### Exercise instructions
Copy out lines with the word "this" from the material that follows.

▼

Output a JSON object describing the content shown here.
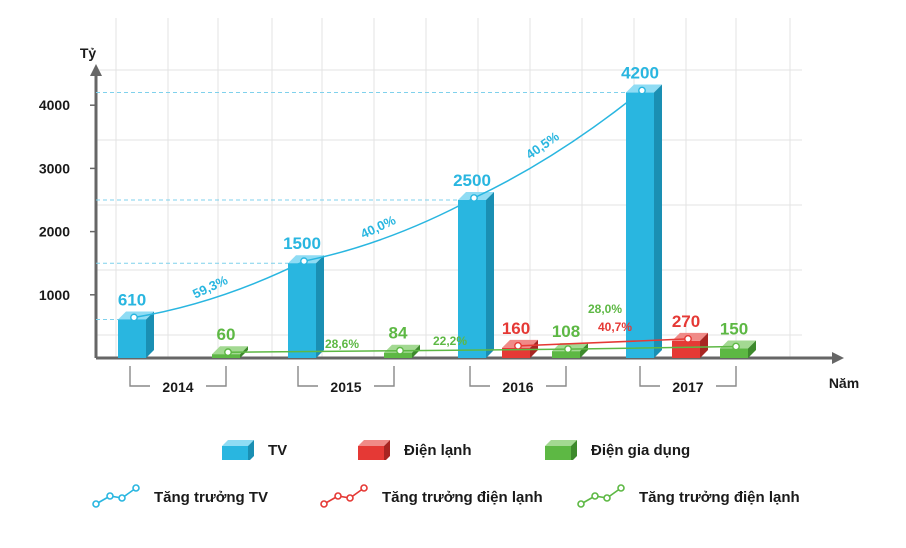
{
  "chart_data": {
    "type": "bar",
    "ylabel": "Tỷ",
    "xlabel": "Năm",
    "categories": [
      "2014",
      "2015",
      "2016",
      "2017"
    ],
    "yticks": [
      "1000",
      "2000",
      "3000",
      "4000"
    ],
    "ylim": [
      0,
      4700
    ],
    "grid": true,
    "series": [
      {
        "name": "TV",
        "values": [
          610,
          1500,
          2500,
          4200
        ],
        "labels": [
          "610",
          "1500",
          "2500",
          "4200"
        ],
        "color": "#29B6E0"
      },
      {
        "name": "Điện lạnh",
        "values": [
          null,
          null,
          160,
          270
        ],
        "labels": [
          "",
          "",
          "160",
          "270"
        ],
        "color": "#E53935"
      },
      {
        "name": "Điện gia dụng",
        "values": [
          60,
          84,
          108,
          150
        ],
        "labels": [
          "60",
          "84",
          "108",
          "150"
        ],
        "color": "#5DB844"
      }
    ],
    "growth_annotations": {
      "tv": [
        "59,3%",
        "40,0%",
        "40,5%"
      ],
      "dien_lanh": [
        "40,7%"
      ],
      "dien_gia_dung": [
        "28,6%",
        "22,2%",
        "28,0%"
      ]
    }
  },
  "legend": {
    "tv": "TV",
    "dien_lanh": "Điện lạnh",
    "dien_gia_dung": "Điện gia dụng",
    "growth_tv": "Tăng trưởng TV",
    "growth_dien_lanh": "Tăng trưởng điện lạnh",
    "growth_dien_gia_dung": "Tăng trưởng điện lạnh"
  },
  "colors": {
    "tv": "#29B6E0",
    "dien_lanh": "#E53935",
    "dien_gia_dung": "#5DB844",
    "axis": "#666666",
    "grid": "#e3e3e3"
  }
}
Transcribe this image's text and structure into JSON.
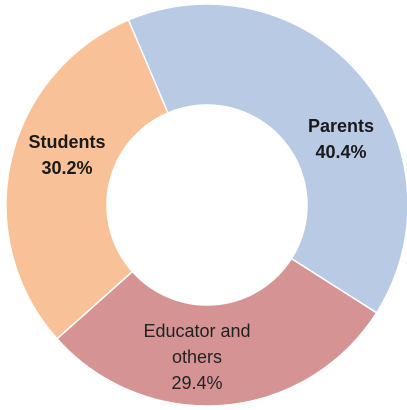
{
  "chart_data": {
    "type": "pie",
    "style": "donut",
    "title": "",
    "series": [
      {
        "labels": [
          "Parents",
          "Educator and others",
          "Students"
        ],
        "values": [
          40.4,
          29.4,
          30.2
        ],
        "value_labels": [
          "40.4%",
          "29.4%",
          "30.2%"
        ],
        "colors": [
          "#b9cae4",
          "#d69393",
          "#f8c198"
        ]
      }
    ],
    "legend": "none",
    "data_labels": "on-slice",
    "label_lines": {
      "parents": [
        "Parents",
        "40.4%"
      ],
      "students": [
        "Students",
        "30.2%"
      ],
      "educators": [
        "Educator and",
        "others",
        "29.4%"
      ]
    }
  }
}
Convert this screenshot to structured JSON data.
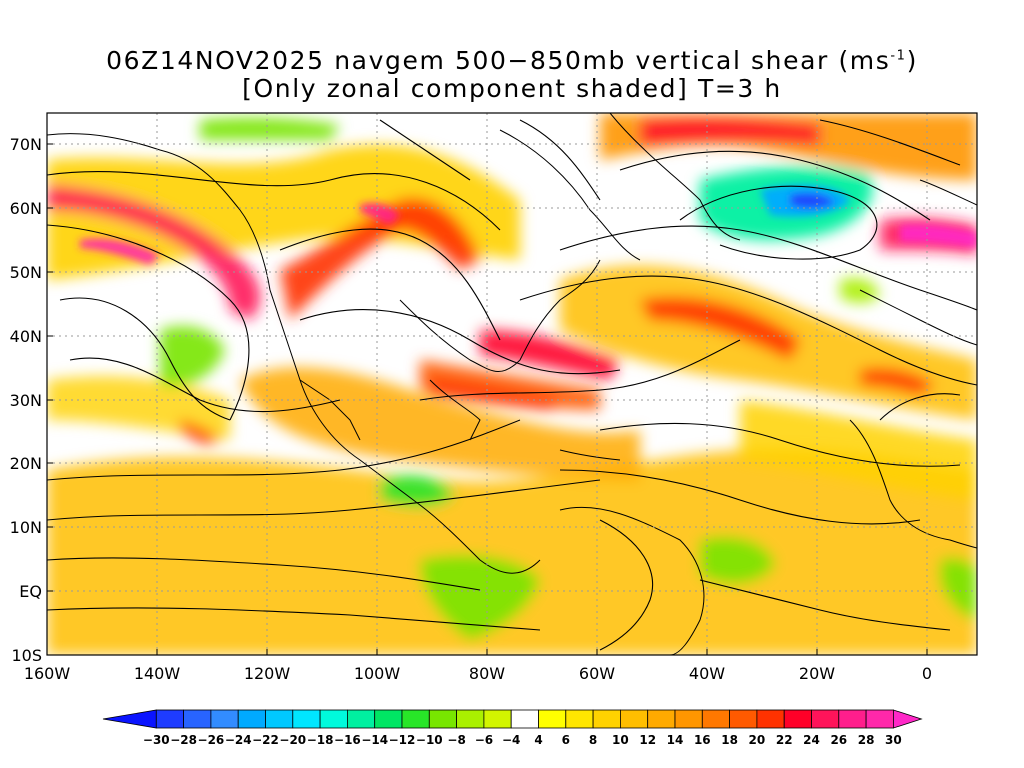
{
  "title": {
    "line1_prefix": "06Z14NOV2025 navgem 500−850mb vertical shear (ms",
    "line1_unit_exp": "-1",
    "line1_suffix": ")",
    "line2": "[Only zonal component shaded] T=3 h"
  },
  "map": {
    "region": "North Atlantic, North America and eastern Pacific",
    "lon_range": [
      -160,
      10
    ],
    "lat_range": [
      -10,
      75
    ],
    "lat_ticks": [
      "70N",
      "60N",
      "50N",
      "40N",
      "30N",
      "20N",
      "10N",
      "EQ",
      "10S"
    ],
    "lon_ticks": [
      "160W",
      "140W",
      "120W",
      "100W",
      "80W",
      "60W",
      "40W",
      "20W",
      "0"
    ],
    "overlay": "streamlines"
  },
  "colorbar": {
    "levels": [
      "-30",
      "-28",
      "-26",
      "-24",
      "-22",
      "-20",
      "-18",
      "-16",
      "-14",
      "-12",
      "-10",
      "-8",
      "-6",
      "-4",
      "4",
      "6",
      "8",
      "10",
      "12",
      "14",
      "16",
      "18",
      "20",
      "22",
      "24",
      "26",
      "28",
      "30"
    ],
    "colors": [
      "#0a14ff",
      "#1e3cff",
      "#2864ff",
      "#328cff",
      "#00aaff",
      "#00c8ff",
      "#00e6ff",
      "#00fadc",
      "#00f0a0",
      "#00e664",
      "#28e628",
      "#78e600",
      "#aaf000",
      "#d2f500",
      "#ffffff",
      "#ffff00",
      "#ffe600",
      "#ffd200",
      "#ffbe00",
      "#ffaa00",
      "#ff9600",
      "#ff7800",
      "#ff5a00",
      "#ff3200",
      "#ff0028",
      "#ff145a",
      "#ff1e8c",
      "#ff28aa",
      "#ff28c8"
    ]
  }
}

▲
▼

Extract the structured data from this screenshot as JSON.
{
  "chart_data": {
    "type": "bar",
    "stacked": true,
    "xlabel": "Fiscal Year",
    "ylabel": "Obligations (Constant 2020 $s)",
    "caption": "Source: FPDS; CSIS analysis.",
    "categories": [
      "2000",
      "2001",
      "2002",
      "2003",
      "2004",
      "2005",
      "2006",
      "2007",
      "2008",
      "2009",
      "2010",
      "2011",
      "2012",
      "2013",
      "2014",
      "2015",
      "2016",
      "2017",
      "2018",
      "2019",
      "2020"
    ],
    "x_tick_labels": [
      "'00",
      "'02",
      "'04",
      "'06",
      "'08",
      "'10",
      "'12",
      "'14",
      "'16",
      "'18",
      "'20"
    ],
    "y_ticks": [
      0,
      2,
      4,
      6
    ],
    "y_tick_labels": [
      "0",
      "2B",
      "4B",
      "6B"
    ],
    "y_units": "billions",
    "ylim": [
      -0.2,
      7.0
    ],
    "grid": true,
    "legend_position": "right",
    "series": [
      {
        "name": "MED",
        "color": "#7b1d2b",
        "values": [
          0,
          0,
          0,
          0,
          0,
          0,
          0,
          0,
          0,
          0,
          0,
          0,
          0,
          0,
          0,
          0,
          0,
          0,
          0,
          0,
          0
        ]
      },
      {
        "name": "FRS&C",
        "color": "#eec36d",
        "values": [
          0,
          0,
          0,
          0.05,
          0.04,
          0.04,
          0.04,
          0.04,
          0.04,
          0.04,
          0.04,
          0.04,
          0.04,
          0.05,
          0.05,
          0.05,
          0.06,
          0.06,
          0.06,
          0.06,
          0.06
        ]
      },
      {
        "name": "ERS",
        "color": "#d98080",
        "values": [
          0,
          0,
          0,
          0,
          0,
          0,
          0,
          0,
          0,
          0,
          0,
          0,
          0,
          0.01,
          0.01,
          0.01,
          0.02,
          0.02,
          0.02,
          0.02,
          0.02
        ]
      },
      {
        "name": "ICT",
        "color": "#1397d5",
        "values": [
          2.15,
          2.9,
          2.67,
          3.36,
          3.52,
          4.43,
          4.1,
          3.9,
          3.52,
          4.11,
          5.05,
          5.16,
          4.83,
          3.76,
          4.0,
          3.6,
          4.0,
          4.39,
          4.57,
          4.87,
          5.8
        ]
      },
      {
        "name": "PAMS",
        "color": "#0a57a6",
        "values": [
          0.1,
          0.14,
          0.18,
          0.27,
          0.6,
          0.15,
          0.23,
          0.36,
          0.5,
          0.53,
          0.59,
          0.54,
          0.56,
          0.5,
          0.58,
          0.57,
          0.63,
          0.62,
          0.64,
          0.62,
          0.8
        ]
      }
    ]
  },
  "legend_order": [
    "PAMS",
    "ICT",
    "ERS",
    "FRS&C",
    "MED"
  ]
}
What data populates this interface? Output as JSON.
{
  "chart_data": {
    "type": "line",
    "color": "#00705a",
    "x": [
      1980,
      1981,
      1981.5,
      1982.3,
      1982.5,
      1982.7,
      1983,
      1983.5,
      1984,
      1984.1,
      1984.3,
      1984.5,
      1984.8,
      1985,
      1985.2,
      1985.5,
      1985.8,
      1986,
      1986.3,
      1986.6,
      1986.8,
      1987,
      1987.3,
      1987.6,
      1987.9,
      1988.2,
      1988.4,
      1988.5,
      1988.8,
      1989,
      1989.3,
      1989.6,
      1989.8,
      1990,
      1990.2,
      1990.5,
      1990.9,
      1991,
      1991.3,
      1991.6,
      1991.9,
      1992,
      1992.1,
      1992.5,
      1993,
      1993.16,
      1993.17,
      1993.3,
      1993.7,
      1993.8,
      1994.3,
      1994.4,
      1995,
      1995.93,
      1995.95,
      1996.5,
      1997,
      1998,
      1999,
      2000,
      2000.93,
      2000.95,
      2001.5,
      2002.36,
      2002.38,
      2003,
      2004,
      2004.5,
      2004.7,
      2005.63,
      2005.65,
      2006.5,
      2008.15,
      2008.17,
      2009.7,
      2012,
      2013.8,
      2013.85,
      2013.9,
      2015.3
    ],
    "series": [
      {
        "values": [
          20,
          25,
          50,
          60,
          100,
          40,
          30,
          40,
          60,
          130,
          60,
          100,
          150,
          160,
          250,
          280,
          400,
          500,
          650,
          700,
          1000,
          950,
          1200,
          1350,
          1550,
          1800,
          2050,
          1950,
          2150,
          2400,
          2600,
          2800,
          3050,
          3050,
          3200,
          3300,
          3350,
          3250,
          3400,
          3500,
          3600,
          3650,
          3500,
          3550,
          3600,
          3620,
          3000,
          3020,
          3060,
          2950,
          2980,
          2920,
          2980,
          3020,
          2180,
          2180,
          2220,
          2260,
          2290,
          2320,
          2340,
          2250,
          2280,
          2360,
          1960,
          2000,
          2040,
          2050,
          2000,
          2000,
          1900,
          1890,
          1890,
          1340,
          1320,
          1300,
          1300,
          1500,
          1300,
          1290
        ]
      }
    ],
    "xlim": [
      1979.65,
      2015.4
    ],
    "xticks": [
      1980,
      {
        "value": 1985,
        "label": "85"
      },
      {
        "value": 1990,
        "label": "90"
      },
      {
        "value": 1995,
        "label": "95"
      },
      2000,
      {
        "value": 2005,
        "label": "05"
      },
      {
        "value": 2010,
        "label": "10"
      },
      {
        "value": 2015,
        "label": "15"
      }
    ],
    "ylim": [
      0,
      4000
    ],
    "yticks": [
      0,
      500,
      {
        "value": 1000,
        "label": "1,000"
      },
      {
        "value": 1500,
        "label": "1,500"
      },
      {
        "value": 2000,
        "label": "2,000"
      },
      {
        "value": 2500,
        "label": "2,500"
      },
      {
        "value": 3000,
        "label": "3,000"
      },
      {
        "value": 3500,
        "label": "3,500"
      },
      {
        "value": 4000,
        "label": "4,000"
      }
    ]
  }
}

▲

### Correct answer
Transcribe this image's text and structure into JSON.
Convert this screenshot to structured JSON data.
Extract the structured data from this screenshot as JSON.
What data populates this interface? Output as JSON.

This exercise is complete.